◆ **Exercise objective**: Write out all entries word for word.

begin Records provided

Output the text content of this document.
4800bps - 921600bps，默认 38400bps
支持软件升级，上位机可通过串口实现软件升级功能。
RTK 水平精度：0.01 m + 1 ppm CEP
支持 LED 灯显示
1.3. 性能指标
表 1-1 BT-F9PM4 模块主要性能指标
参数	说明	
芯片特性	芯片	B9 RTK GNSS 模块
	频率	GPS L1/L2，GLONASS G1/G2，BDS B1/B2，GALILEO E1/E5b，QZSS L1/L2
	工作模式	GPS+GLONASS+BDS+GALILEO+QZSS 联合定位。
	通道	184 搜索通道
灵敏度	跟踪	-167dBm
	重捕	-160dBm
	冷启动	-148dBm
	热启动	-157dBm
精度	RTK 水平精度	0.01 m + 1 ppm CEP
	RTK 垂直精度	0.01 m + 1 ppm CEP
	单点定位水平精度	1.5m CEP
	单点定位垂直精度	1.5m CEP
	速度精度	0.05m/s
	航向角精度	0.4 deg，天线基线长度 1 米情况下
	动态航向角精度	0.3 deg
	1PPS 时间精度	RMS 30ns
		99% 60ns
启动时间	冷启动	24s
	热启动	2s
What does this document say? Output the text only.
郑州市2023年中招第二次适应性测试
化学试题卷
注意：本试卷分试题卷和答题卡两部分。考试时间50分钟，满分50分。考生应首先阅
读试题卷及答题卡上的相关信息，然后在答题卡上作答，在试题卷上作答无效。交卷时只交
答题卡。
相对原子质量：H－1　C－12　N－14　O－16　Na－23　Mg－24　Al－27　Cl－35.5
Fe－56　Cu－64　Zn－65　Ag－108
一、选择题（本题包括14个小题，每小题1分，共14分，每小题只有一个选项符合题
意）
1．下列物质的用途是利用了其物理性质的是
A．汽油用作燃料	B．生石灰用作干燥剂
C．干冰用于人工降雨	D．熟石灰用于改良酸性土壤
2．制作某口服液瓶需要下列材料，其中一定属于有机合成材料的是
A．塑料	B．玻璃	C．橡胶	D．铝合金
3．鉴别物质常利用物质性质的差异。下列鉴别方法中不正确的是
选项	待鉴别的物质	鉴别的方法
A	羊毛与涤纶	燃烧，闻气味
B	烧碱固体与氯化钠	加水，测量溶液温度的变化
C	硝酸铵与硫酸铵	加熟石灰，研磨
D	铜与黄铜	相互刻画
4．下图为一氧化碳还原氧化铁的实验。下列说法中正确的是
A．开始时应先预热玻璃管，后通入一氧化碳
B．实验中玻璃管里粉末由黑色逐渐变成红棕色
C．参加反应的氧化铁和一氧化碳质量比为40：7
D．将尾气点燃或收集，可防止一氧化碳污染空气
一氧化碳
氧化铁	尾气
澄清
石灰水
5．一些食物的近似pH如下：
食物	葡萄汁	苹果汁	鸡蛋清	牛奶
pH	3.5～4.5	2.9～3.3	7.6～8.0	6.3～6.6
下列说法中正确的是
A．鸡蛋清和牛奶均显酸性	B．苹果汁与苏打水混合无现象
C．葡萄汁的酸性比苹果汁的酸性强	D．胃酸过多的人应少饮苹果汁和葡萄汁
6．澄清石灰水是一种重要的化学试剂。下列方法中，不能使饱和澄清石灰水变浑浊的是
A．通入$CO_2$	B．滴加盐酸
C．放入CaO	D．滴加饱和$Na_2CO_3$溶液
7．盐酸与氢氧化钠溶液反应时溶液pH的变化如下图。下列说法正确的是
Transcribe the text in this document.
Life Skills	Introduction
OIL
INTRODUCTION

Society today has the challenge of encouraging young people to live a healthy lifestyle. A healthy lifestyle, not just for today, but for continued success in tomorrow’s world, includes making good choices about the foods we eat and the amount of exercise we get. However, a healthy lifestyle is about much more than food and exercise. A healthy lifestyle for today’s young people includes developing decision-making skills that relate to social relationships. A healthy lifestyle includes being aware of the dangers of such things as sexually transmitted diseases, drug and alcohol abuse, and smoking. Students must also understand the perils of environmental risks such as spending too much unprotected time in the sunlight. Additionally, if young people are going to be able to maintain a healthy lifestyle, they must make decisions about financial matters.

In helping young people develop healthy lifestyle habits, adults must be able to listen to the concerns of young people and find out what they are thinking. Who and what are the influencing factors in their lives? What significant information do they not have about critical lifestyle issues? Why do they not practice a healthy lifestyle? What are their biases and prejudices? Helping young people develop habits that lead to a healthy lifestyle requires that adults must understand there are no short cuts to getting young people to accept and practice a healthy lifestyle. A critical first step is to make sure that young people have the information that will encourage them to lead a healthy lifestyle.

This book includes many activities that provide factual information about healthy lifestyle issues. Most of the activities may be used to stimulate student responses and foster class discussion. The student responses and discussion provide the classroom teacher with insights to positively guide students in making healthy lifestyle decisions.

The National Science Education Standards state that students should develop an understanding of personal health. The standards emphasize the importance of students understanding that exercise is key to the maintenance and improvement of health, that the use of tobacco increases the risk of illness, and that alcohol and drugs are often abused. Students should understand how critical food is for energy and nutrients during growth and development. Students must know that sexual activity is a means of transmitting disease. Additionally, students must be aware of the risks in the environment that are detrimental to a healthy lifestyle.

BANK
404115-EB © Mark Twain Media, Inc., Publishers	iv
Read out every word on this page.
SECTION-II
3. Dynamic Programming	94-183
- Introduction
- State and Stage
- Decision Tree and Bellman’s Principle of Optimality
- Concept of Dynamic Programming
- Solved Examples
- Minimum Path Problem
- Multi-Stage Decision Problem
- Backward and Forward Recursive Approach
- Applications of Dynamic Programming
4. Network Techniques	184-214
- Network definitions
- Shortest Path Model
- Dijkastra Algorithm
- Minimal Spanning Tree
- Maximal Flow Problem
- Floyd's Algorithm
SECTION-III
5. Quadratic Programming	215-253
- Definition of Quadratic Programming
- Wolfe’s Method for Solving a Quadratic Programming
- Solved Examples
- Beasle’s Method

end Records provided

◆ **Result**:
Output the text content of this document.
4800bps - 921600bps，默认 38400bps
支持软件升级，上位机可通过串口实现软件升级功能。
RTK 水平精度：0.01 m + 1 ppm CEP
支持 LED 灯显示
1.3. 性能指标
表 1-1 BT-F9PM4 模块主要性能指标
参数	说明	
芯片特性	芯片	B9 RTK GNSS 模块
	频率	GPS L1/L2，GLONASS G1/G2，BDS B1/B2，GALILEO E1/E5b，QZSS L1/L2
	工作模式	GPS+GLONASS+BDS+GALILEO+QZSS 联合定位。
	通道	184 搜索通道
灵敏度	跟踪	-167dBm
	重捕	-160dBm
	冷启动	-148dBm
	热启动	-157dBm
精度	RTK 水平精度	0.01 m + 1 ppm CEP
	RTK 垂直精度	0.01 m + 1 ppm CEP
	单点定位水平精度	1.5m CEP
	单点定位垂直精度	1.5m CEP
	速度精度	0.05m/s
	航向角精度	0.4 deg，天线基线长度 1 米情况下
	动态航向角精度	0.3 deg
	1PPS 时间精度	RMS 30ns
		99% 60ns
启动时间	冷启动	24s
	热启动	2s
What does this document say? Output the text only.
郑州市2023年中招第二次适应性测试
化学试题卷
注意：本试卷分试题卷和答题卡两部分。考试时间50分钟，满分50分。考生应首先阅
读试题卷及答题卡上的相关信息，然后在答题卡上作答，在试题卷上作答无效。交卷时只交
答题卡。
相对原子质量：H－1　C－12　N－14　O－16　Na－23　Mg－24　Al－27　Cl－35.5
Fe－56　Cu－64　Zn－65　Ag－108
一、选择题（本题包括14个小题，每小题1分，共14分，每小题只有一个选项符合题
意）
1．下列物质的用途是利用了其物理性质的是
A．汽油用作燃料	B．生石灰用作干燥剂
C．干冰用于人工降雨	D．熟石灰用于改良酸性土壤
2．制作某口服液瓶需要下列材料，其中一定属于有机合成材料的是
A．塑料	B．玻璃	C．橡胶	D．铝合金
3．鉴别物质常利用物质性质的差异。下列鉴别方法中不正确的是
选项	待鉴别的物质	鉴别的方法
A	羊毛与涤纶	燃烧，闻气味
B	烧碱固体与氯化钠	加水，测量溶液温度的变化
C	硝酸铵与硫酸铵	加熟石灰，研磨
D	铜与黄铜	相互刻画
4．下图为一氧化碳还原氧化铁的实验。下列说法中正确的是
A．开始时应先预热玻璃管，后通入一氧化碳
B．实验中玻璃管里粉末由黑色逐渐变成红棕色
C．参加反应的氧化铁和一氧化碳质量比为40：7
D．将尾气点燃或收集，可防止一氧化碳污染空气
一氧化碳
氧化铁	尾气
澄清
石灰水
5．一些食物的近似pH如下：
食物	葡萄汁	苹果汁	鸡蛋清	牛奶
pH	3.5～4.5	2.9～3.3	7.6～8.0	6.3～6.6
下列说法中正确的是
A．鸡蛋清和牛奶均显酸性	B．苹果汁与苏打水混合无现象
C．葡萄汁的酸性比苹果汁的酸性强	D．胃酸过多的人应少饮苹果汁和葡萄汁
6．澄清石灰水是一种重要的化学试剂。下列方法中，不能使饱和澄清石灰水变浑浊的是
A．通入$CO_2$	B．滴加盐酸
C．放入CaO	D．滴加饱和$Na_2CO_3$溶液
7．盐酸与氢氧化钠溶液反应时溶液pH的变化如下图。下列说法正确的是
Transcribe the text in this document.
Life Skills	Introduction
OIL
INTRODUCTION

Society today has the challenge of encouraging young people to live a healthy lifestyle. A healthy lifestyle, not just for today, but for continued success in tomorrow’s world, includes making good choices about the foods we eat and the amount of exercise we get. However, a healthy lifestyle is about much more than food and exercise. A healthy lifestyle for today’s young people includes developing decision-making skills that relate to social relationships. A healthy lifestyle includes being aware of the dangers of such things as sexually transmitted diseases, drug and alcohol abuse, and smoking. Students must also understand the perils of environmental risks such as spending too much unprotected time in the sunlight. Additionally, if young people are going to be able to maintain a healthy lifestyle, they must make decisions about financial matters.

In helping young people develop healthy lifestyle habits, adults must be able to listen to the concerns of young people and find out what they are thinking. Who and what are the influencing factors in their lives? What significant information do they not have about critical lifestyle issues? Why do they not practice a healthy lifestyle? What are their biases and prejudices? Helping young people develop habits that lead to a healthy lifestyle requires that adults must understand there are no short cuts to getting young people to accept and practice a healthy lifestyle. A critical first step is to make sure that young people have the information that will encourage them to lead a healthy lifestyle.

This book includes many activities that provide factual information about healthy lifestyle issues. Most of the activities may be used to stimulate student responses and foster class discussion. The student responses and discussion provide the classroom teacher with insights to positively guide students in making healthy lifestyle decisions.

The National Science Education Standards state that students should develop an understanding of personal health. The standards emphasize the importance of students understanding that exercise is key to the maintenance and improvement of health, that the use of tobacco increases the risk of illness, and that alcohol and drugs are often abused. Students should understand how critical food is for energy and nutrients during growth and development. Students must know that sexual activity is a means of transmitting disease. Additionally, students must be aware of the risks in the environment that are detrimental to a healthy lifestyle.

BANK
404115-EB © Mark Twain Media, Inc., Publishers	iv
Read out every word on this page.
SECTION-II
3. Dynamic Programming	94-183
- Introduction
- State and Stage
- Decision Tree and Bellman’s Principle of Optimality
- Concept of Dynamic Programming
- Solved Examples
- Minimum Path Problem
- Multi-Stage Decision Problem
- Backward and Forward Recursive Approach
- Applications of Dynamic Programming
4. Network Techniques	184-214
- Network definitions
- Shortest Path Model
- Dijkastra Algorithm
- Minimal Spanning Tree
- Maximal Flow Problem
- Floyd's Algorithm
SECTION-III
5. Quadratic Programming	215-253
- Definition of Quadratic Programming
- Wolfe’s Method for Solving a Quadratic Programming
- Solved Examples
- Beasle’s Method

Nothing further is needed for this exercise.